Stored entries:
# # # #

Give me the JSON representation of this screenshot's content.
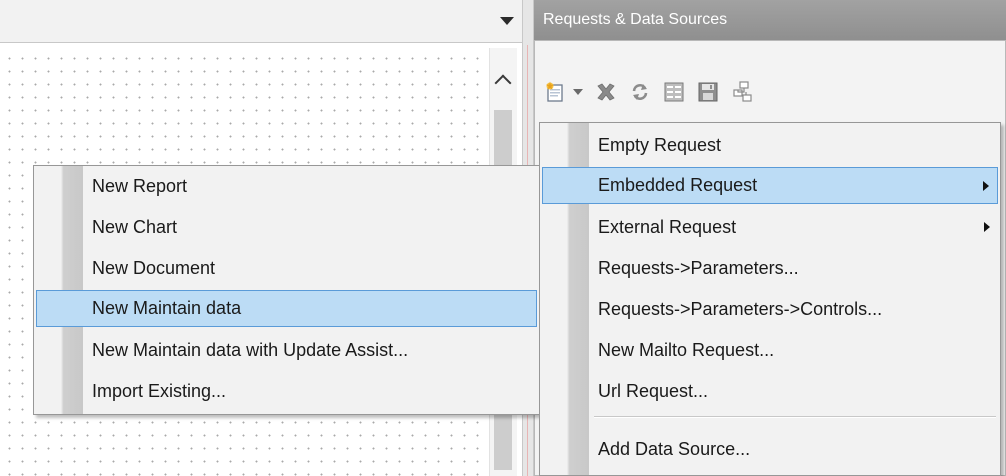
{
  "right_panel": {
    "title": "Requests & Data Sources",
    "toolbar": {
      "buttons": [
        {
          "icon": "new-request-icon"
        },
        {
          "icon": "delete-icon"
        },
        {
          "icon": "refresh-icon"
        },
        {
          "icon": "properties-icon"
        },
        {
          "icon": "save-icon"
        },
        {
          "icon": "structure-icon"
        }
      ]
    }
  },
  "left_menu": {
    "items": [
      {
        "label": "New Report"
      },
      {
        "label": "New Chart"
      },
      {
        "label": "New Document"
      },
      {
        "label": "New Maintain data",
        "highlighted": true
      },
      {
        "label": "New Maintain data with Update Assist..."
      },
      {
        "label": "Import Existing..."
      }
    ]
  },
  "right_menu": {
    "items": [
      {
        "label": "Empty Request"
      },
      {
        "label": "Embedded Request",
        "highlighted": true,
        "submenu": true
      },
      {
        "label": "External Request",
        "submenu": true
      },
      {
        "label": "Requests->Parameters..."
      },
      {
        "label": "Requests->Parameters->Controls..."
      },
      {
        "label": "New Mailto Request..."
      },
      {
        "label": "Url Request..."
      },
      {
        "label": "Add Data Source..."
      }
    ]
  },
  "colors": {
    "highlight_bg": "#bcdcf5",
    "highlight_border": "#5a9bd8",
    "panel_title_bg": "#9a9a9a"
  }
}
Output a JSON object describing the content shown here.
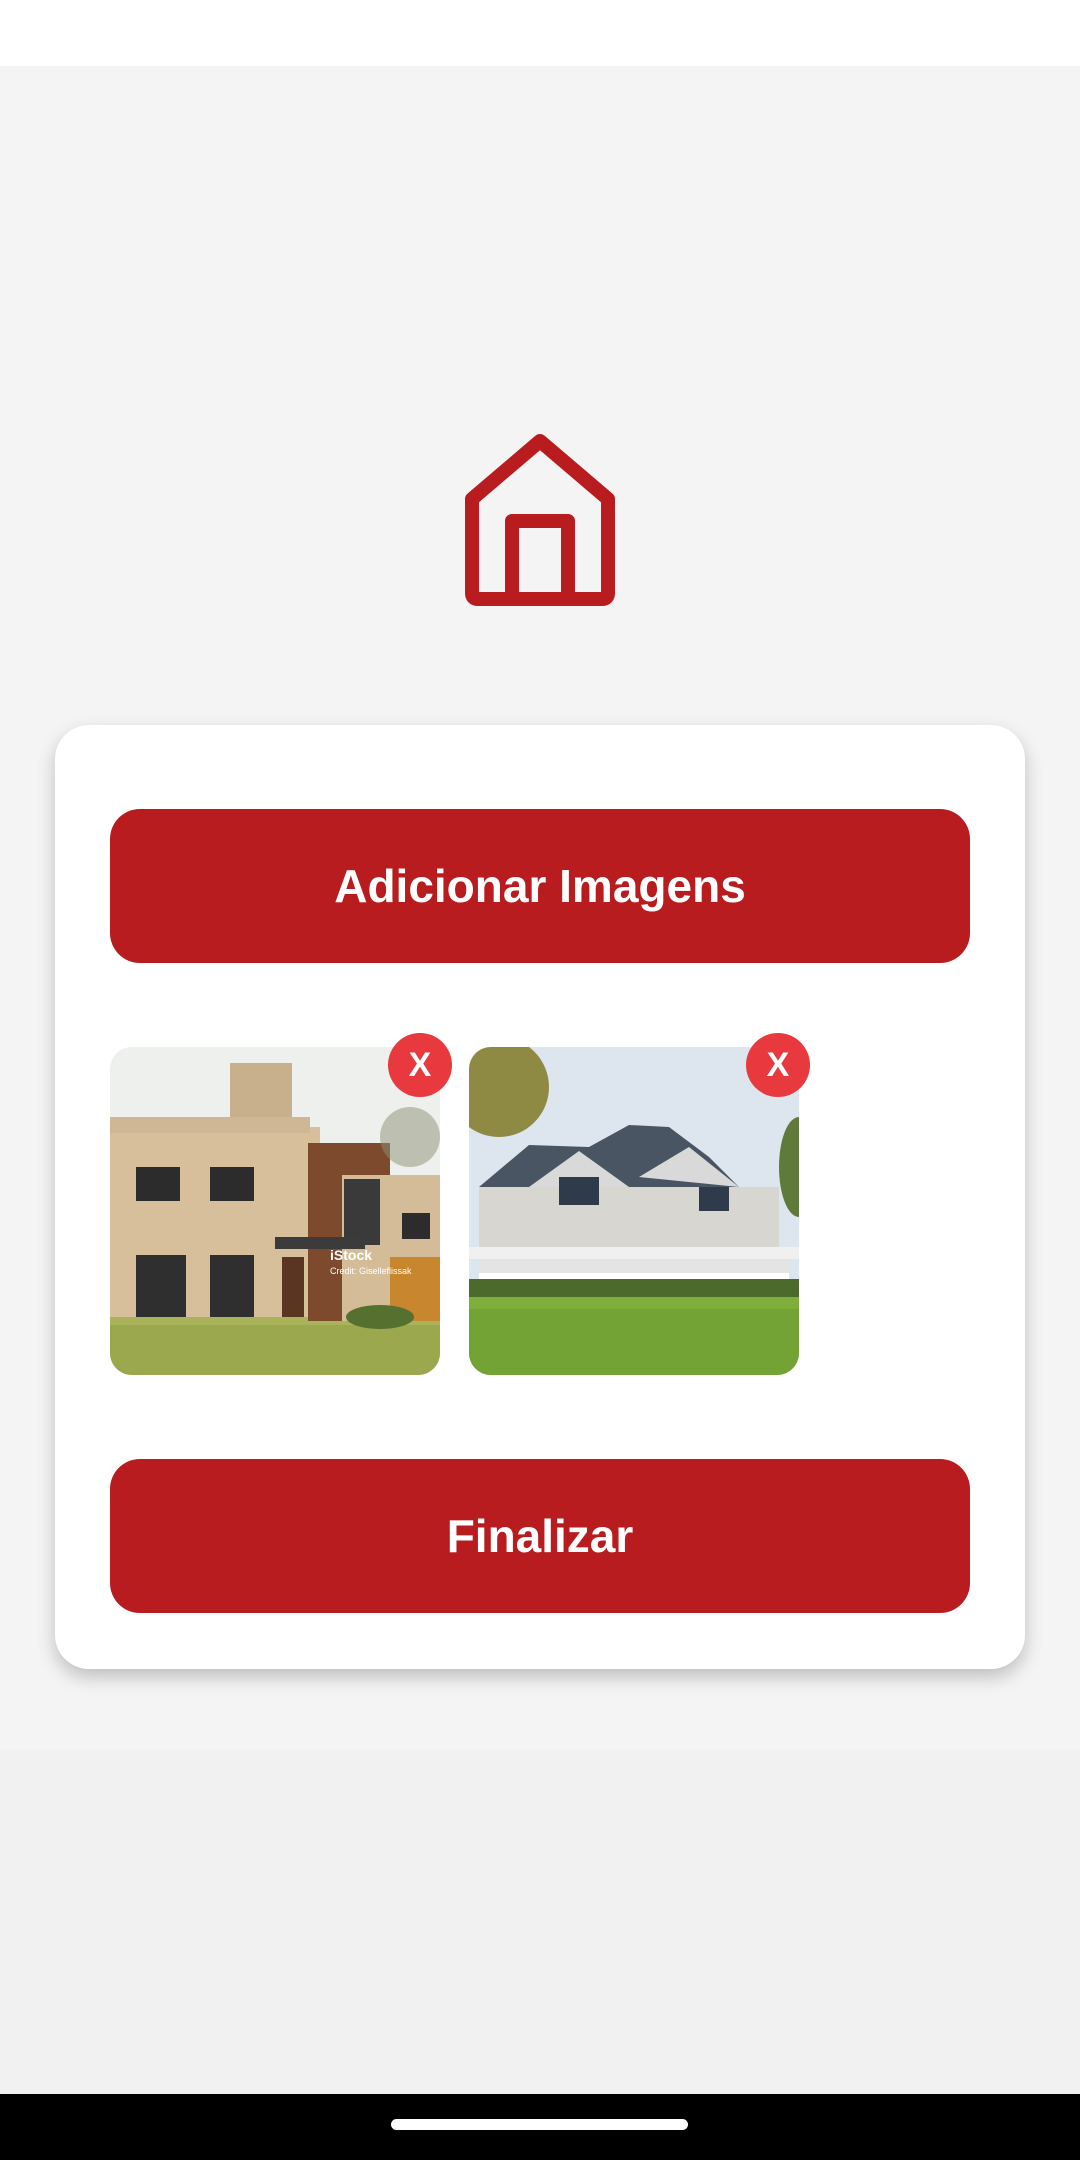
{
  "icons": {
    "logo": "house-icon",
    "remove": "close-icon"
  },
  "colors": {
    "accent": "#b91c1f",
    "remove": "#e8393f",
    "background": "#f4f4f4",
    "card": "#ffffff"
  },
  "actions": {
    "add_images_label": "Adicionar Imagens",
    "finish_label": "Finalizar"
  },
  "gallery": {
    "images": [
      {
        "remove_label": "X",
        "watermark_brand": "iStock",
        "watermark_credit": "Credit: Giselleflissak"
      },
      {
        "remove_label": "X"
      }
    ]
  }
}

# # # #

• _Aim of the exercise_
Write every record out again exactly; no pictures belong in the copy.

• _Final answer_
Give me the JSON representation of this screenshot's content.
{
  "right_panel": {
    "title": "Requests & Data Sources",
    "toolbar": {
      "buttons": [
        {
          "icon": "new-request-icon"
        },
        {
          "icon": "delete-icon"
        },
        {
          "icon": "refresh-icon"
        },
        {
          "icon": "properties-icon"
        },
        {
          "icon": "save-icon"
        },
        {
          "icon": "structure-icon"
        }
      ]
    }
  },
  "left_menu": {
    "items": [
      {
        "label": "New Report"
      },
      {
        "label": "New Chart"
      },
      {
        "label": "New Document"
      },
      {
        "label": "New Maintain data",
        "highlighted": true
      },
      {
        "label": "New Maintain data with Update Assist..."
      },
      {
        "label": "Import Existing..."
      }
    ]
  },
  "right_menu": {
    "items": [
      {
        "label": "Empty Request"
      },
      {
        "label": "Embedded Request",
        "highlighted": true,
        "submenu": true
      },
      {
        "label": "External Request",
        "submenu": true
      },
      {
        "label": "Requests->Parameters..."
      },
      {
        "label": "Requests->Parameters->Controls..."
      },
      {
        "label": "New Mailto Request..."
      },
      {
        "label": "Url Request..."
      },
      {
        "label": "Add Data Source..."
      }
    ]
  },
  "colors": {
    "highlight_bg": "#bcdcf5",
    "highlight_border": "#5a9bd8",
    "panel_title_bg": "#9a9a9a"
  }
}
Output a JSON object describing the content shown here.
{
  "icons": {
    "logo": "house-icon",
    "remove": "close-icon"
  },
  "colors": {
    "accent": "#b91c1f",
    "remove": "#e8393f",
    "background": "#f4f4f4",
    "card": "#ffffff"
  },
  "actions": {
    "add_images_label": "Adicionar Imagens",
    "finish_label": "Finalizar"
  },
  "gallery": {
    "images": [
      {
        "remove_label": "X",
        "watermark_brand": "iStock",
        "watermark_credit": "Credit: Giselleflissak"
      },
      {
        "remove_label": "X"
      }
    ]
  }
}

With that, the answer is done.